## What is asked
For each line in the data below that holds "дорівнює", return a copy.

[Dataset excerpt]
[Begin]

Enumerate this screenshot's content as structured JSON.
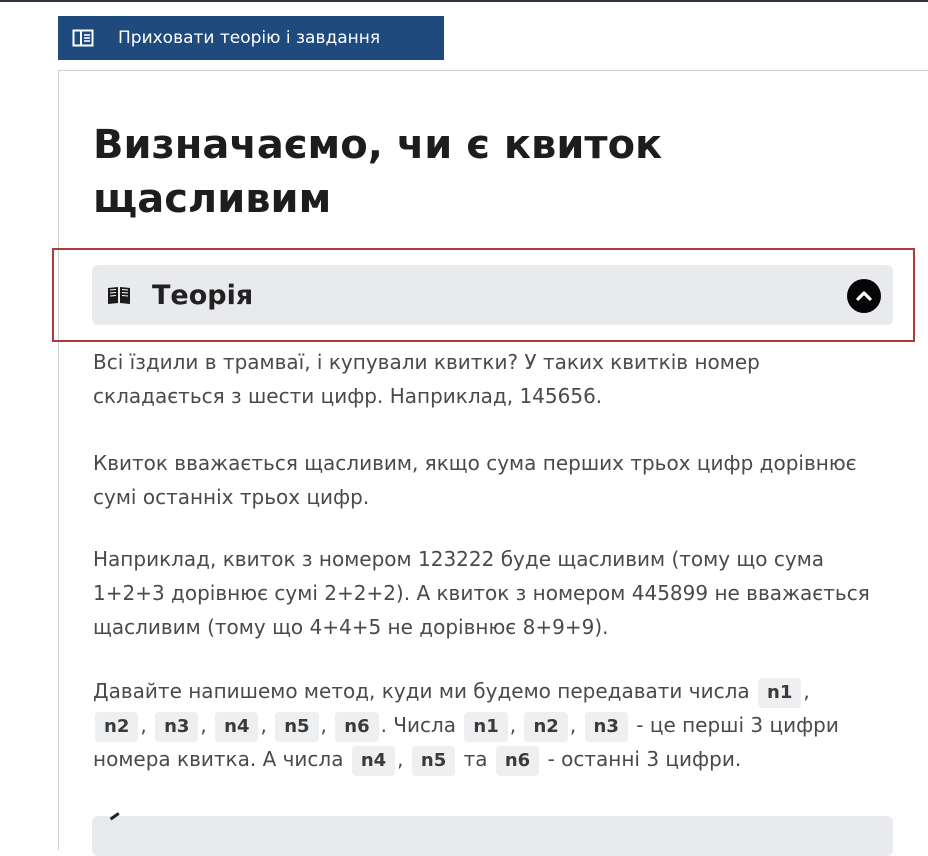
{
  "toolbar": {
    "toggle_label": "Приховати теорію і завдання"
  },
  "lesson": {
    "title": "Визначаємо, чи є квиток щасливим"
  },
  "theory": {
    "header": "Теорія",
    "p1": "Всі їздили в трамваї, і купували квитки? У таких квитків номер складається з шести цифр. Наприклад, 145656.",
    "p2": "Квиток вважається щасливим, якщо сума перших трьох цифр дорівнює сумі останніх трьох цифр.",
    "p3": "Наприклад, квиток з номером 123222 буде щасливим (тому що сума 1+2+3 дорівнює сумі 2+2+2). А квиток з номером 445899 не вважається щасливим (тому що 4+4+5 не дорівнює 8+9+9).",
    "p4": {
      "t1": "Давайте напишемо метод, куди ми будемо передавати числа",
      "c_n1": "n1",
      "c_n2": "n2",
      "c_n3": "n3",
      "c_n4": "n4",
      "c_n5": "n5",
      "c_n6": "n6",
      "comma": ",",
      "t2": ". Числа",
      "t3": "- це перші 3 цифри",
      "t4": "номера квитка. А числа",
      "t5": "та",
      "t6": "- останні 3 цифри."
    }
  },
  "icons": {
    "toggle": "sidebar-panel-icon",
    "theory": "book-icon",
    "collapse": "chevron-up-circle-icon"
  },
  "colors": {
    "button_bg": "#1e4a7e",
    "header_bg": "#e9eaee",
    "highlight_border": "#b03a3a",
    "code_bg": "#eeeff1"
  }
}
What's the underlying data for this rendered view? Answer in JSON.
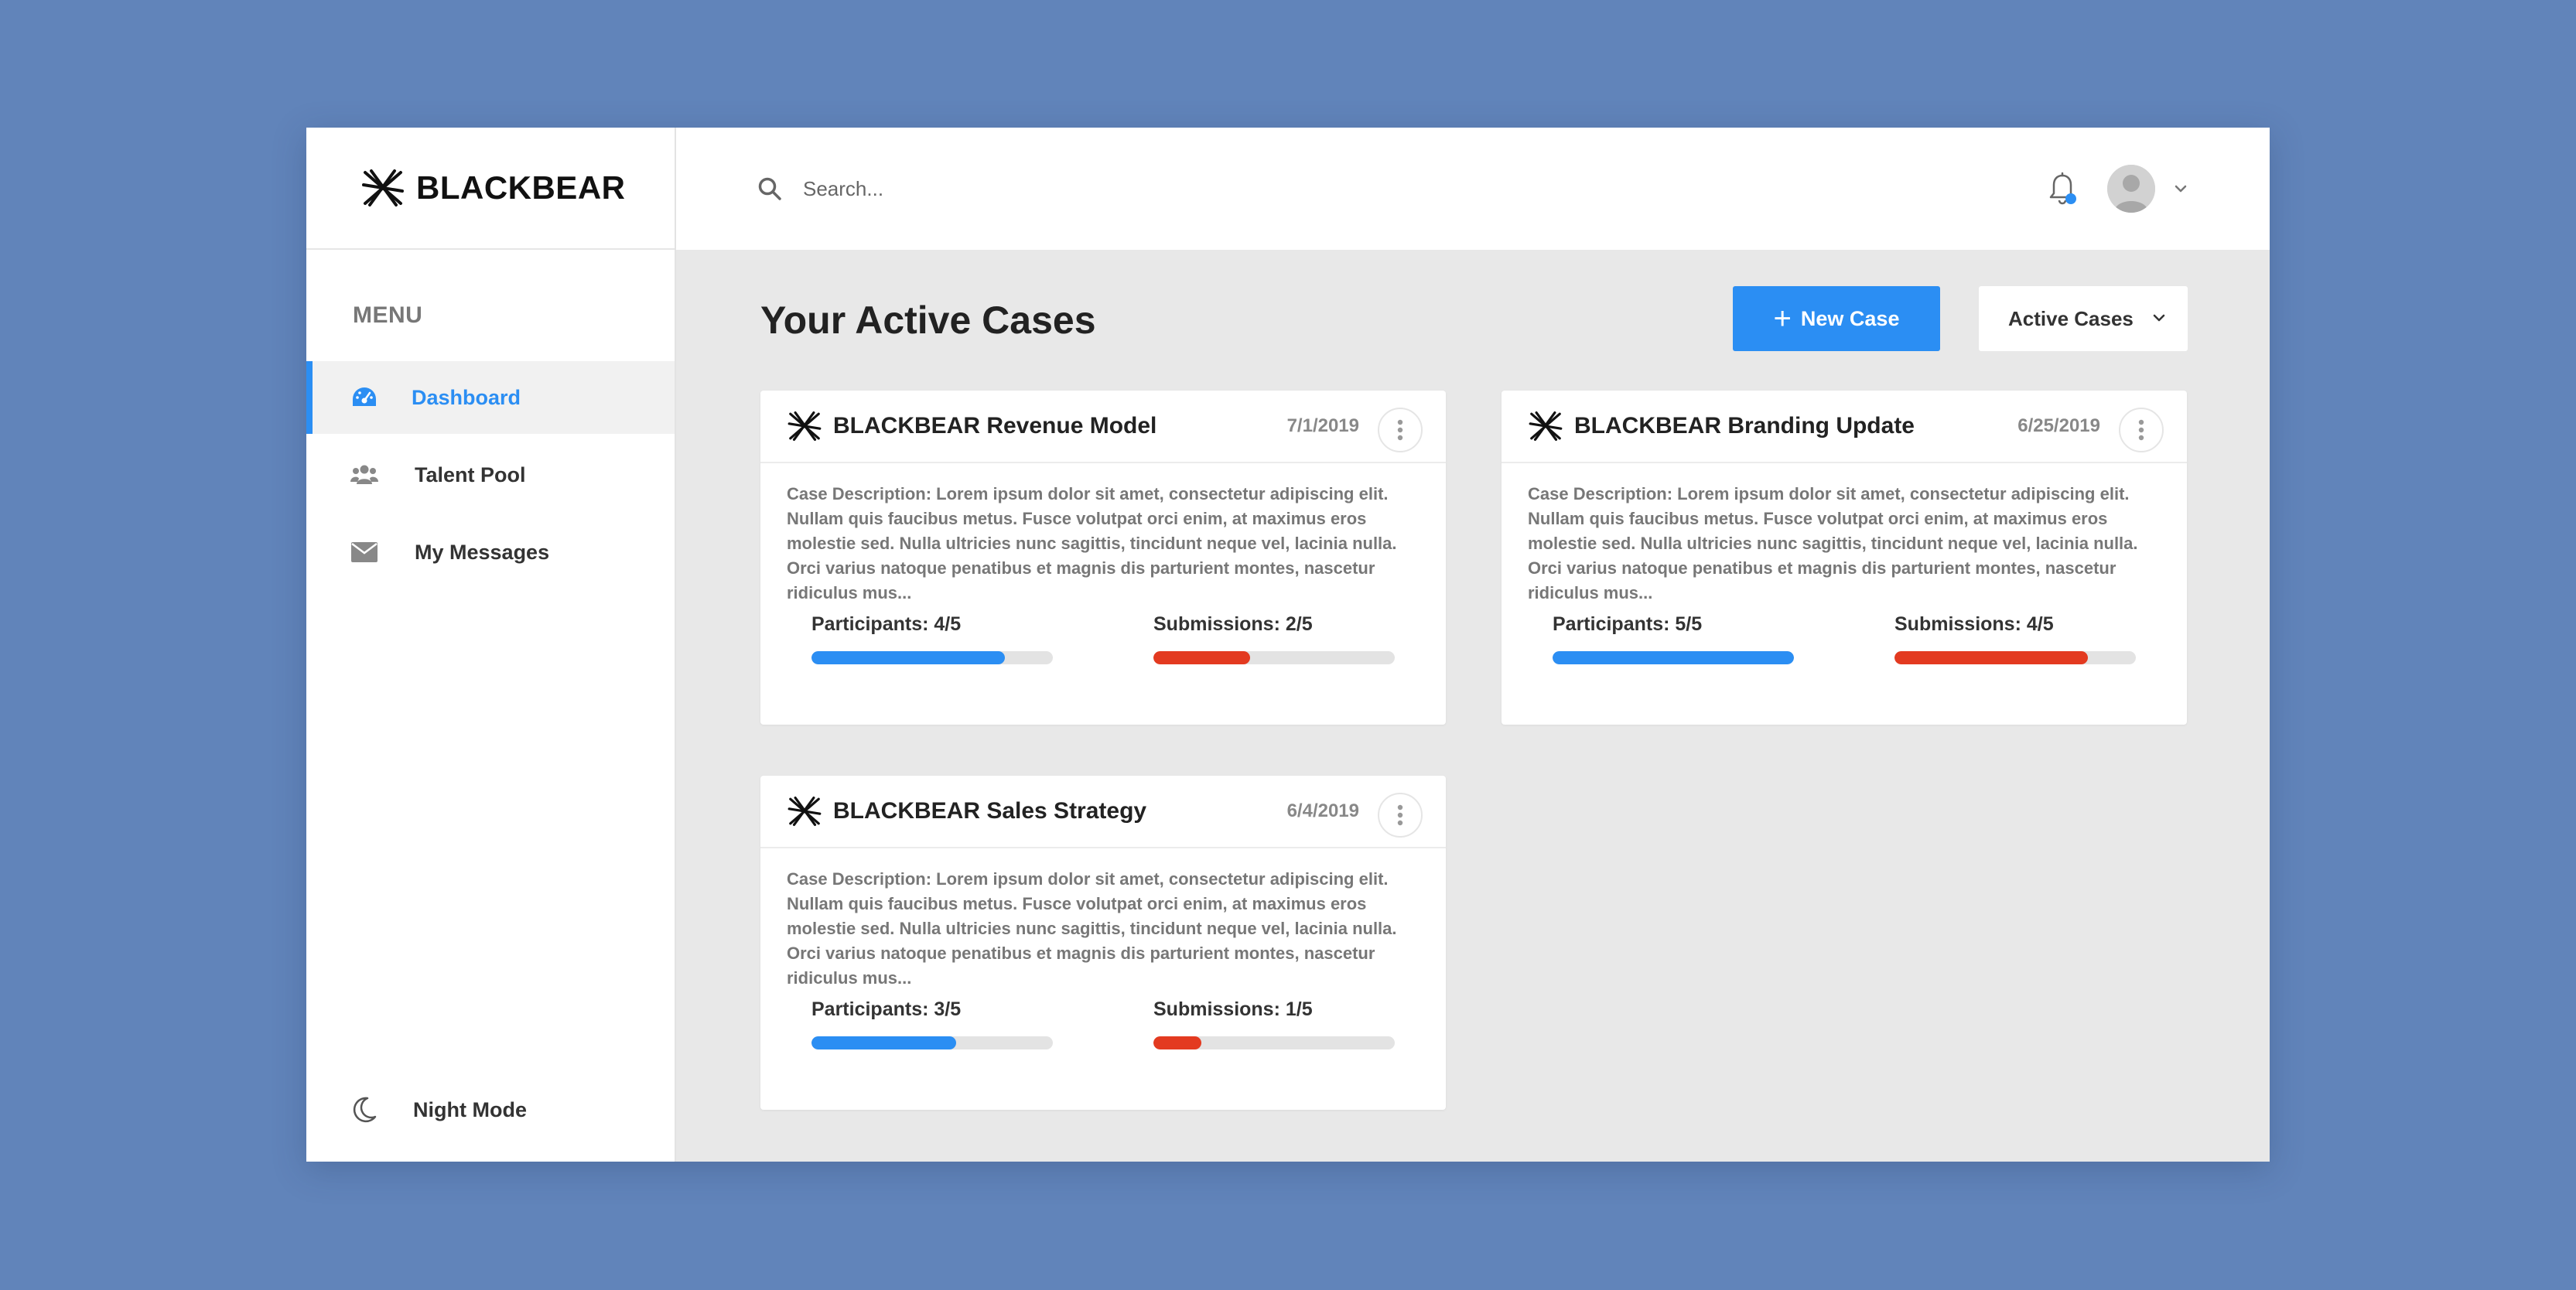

[End]

## Written reply
    "p2": "Квиток вважається щасливим, якщо сума перших трьох цифр дорівнює сумі останніх трьох цифр.",
    "p3": "Наприклад, квиток з номером 123222 буде щасливим (тому що сума 1+2+3 дорівнює сумі 2+2+2). А квиток з номером 445899 не вважається щасливим (тому що 4+4+5 не дорівнює 8+9+9).",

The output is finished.